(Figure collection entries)
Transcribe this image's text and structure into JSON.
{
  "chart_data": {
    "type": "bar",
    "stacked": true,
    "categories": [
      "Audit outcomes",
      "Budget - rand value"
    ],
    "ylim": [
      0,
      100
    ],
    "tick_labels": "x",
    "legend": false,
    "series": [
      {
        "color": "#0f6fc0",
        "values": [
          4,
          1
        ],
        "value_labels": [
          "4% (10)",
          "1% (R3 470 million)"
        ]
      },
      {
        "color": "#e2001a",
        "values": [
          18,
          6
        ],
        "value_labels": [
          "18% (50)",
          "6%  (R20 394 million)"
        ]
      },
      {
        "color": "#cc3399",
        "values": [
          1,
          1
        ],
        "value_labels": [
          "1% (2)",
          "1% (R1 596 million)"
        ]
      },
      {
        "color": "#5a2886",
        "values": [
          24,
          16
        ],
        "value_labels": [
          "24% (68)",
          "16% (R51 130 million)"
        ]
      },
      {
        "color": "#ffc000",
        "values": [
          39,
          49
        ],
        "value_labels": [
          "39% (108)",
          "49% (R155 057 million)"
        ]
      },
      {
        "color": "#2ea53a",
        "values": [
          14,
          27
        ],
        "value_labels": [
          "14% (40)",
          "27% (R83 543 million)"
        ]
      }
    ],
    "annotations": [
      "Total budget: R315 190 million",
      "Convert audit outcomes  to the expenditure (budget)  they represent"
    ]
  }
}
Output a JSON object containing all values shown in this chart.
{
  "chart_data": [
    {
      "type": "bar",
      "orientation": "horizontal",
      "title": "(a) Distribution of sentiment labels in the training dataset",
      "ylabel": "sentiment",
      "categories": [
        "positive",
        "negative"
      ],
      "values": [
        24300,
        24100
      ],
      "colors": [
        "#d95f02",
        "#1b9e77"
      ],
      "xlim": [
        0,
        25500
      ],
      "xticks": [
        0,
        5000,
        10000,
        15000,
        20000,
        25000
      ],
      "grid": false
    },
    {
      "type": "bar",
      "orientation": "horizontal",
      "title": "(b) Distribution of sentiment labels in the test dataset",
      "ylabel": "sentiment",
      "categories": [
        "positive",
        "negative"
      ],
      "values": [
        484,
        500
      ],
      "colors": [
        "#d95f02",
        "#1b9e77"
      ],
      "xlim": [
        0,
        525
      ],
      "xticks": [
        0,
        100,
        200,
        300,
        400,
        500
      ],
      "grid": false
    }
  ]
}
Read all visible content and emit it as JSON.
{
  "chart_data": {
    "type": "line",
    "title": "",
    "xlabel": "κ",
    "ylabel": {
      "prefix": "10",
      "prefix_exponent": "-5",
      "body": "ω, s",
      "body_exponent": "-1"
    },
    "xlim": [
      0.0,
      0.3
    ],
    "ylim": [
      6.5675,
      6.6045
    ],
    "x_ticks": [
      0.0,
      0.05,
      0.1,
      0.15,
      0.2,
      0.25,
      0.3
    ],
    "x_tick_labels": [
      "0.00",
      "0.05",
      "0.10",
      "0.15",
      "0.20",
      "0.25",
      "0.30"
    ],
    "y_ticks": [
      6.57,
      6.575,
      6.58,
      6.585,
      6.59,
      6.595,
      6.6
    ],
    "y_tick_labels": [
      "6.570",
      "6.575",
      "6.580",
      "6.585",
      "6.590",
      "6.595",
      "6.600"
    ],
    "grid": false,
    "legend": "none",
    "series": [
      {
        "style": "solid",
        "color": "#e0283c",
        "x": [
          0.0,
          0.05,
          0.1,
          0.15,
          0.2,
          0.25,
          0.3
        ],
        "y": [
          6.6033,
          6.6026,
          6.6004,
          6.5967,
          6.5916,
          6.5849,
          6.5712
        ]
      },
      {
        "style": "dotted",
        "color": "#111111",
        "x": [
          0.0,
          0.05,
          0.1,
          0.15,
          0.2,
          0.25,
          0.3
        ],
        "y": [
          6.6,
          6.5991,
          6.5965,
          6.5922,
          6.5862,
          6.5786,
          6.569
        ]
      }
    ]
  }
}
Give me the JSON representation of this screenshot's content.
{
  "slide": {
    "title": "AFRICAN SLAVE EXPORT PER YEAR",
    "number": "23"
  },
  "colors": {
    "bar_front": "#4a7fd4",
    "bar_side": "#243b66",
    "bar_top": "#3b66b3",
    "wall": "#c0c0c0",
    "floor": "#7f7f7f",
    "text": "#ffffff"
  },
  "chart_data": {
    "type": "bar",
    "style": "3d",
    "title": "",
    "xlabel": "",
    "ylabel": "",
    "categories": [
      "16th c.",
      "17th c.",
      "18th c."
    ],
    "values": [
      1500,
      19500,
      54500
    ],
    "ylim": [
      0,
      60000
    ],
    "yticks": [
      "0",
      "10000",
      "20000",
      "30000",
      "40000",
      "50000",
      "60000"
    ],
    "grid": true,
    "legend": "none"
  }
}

## REQUIRED WORK
How many lines in the listing contain "Distribution"? Answer with the number alone.

## THE COMPLETED TASK
2